TASK DIRECTIONS: Give only the number of lines in the data that include the string "name".

SUPPLIED RECORDS:
-=-=-

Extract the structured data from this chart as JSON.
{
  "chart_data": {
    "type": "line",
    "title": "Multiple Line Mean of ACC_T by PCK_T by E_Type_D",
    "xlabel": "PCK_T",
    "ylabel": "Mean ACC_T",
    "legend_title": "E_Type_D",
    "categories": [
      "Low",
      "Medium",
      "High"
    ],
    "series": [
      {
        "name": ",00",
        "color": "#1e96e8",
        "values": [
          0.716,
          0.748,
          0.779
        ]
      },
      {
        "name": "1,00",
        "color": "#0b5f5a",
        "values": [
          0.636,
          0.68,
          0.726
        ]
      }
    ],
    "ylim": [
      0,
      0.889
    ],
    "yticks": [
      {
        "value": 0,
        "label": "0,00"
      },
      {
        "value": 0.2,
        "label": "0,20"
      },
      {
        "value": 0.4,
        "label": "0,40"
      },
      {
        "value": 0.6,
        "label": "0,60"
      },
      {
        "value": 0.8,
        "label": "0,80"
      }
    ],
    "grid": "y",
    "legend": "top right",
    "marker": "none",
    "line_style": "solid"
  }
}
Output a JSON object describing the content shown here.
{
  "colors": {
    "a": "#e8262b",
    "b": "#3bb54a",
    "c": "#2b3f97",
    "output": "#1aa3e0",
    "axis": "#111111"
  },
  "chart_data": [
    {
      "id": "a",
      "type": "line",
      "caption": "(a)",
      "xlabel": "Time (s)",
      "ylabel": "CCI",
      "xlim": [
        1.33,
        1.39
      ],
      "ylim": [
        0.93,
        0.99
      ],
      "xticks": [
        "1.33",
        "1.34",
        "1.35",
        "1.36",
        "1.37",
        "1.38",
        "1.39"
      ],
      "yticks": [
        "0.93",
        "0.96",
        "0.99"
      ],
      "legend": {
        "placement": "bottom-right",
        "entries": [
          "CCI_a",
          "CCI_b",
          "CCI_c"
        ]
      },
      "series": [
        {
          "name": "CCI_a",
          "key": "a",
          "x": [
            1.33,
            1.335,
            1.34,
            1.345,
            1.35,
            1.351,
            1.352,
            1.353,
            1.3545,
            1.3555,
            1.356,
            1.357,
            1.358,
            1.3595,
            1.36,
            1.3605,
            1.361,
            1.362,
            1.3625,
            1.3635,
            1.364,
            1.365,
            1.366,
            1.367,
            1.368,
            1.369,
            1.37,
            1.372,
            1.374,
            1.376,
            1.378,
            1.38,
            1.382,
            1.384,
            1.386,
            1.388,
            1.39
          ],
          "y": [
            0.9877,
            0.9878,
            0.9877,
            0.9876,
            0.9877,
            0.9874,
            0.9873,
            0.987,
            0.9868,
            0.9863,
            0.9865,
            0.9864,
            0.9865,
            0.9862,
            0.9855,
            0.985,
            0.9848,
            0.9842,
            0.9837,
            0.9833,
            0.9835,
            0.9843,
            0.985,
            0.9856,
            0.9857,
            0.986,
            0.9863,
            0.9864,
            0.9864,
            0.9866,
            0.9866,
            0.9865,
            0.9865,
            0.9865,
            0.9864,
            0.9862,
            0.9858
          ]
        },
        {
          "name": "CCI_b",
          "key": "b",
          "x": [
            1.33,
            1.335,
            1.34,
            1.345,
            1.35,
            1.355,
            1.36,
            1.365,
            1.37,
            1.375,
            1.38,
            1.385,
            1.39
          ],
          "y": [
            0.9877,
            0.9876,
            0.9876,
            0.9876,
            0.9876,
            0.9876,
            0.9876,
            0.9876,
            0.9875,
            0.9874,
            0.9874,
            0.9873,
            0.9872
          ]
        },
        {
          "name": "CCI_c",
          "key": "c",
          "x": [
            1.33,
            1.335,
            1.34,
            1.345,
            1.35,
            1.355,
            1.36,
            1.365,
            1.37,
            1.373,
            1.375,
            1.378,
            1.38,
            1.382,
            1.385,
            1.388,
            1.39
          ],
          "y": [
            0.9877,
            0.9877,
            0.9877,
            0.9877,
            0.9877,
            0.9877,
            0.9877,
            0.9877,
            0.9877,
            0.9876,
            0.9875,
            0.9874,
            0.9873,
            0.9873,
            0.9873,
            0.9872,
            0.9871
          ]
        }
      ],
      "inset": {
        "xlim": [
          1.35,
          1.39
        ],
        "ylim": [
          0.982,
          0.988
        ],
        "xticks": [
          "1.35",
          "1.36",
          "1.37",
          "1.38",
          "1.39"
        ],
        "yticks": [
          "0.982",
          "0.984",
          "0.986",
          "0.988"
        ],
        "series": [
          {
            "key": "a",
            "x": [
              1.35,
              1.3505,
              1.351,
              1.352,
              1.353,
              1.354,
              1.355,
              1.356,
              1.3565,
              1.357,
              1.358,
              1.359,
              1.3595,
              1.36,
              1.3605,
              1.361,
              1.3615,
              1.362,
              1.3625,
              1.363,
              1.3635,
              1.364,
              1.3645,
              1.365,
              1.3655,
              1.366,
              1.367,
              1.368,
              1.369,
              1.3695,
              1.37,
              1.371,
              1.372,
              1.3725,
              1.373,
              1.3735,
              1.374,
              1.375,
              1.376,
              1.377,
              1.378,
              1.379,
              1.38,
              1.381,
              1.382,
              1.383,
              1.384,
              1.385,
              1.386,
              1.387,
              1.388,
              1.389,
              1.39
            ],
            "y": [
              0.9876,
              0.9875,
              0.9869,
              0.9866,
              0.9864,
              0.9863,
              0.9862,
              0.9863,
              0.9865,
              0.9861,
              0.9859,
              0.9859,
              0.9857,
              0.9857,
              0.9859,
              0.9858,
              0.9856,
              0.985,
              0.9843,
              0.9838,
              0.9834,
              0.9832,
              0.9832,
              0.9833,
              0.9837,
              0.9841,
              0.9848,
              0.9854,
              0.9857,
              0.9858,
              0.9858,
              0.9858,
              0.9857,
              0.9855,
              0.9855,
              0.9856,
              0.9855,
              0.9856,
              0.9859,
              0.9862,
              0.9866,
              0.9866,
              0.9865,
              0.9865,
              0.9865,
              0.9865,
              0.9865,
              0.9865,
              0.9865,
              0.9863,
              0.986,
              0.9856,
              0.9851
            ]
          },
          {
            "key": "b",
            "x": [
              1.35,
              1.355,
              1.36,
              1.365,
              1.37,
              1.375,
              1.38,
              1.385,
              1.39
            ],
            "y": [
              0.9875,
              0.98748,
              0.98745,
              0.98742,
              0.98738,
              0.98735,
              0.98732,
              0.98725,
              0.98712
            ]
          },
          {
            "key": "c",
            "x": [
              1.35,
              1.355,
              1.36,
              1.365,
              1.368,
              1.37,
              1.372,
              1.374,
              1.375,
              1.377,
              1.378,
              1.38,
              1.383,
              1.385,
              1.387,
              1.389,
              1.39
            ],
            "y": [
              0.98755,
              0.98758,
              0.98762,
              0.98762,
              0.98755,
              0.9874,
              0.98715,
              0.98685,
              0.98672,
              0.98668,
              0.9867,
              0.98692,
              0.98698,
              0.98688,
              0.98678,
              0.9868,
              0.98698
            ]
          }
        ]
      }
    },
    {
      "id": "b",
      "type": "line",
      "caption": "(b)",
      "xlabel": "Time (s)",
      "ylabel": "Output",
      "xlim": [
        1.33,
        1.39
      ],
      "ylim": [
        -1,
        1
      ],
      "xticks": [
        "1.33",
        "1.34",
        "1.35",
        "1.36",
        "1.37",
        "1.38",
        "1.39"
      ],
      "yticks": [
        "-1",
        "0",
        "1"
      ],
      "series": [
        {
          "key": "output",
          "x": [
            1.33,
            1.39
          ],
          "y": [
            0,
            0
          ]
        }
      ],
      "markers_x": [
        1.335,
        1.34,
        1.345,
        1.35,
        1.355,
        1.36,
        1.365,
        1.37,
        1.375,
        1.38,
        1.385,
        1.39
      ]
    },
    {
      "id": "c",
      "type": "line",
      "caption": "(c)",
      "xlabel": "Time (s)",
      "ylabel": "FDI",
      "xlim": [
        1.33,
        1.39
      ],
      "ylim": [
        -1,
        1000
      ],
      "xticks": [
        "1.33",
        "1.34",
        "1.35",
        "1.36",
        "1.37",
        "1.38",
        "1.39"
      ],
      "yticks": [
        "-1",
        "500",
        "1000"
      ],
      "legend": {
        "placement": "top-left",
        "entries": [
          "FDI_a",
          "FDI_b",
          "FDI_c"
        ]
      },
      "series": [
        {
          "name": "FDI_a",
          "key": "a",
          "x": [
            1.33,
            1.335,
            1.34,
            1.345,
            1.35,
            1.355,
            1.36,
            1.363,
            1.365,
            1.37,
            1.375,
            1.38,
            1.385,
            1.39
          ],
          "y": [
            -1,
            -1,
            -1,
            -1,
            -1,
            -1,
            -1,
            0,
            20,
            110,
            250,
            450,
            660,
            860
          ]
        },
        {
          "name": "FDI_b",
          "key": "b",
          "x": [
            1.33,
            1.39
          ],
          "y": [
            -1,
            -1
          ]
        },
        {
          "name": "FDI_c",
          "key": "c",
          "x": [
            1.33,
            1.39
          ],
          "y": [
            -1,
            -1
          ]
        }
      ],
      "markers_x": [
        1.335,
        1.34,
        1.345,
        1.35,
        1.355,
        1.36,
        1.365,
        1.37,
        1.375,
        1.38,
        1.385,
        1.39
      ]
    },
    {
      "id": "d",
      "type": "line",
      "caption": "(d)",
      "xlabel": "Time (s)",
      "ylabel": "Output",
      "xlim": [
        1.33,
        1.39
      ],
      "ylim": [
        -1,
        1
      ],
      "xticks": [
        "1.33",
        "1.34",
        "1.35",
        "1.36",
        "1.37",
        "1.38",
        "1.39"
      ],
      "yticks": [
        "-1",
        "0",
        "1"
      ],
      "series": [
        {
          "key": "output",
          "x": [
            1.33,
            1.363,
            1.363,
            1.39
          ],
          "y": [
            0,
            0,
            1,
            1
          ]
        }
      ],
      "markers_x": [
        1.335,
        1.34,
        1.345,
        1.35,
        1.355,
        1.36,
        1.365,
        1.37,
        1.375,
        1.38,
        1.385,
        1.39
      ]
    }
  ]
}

-=-=-

THE SOLUTION: 8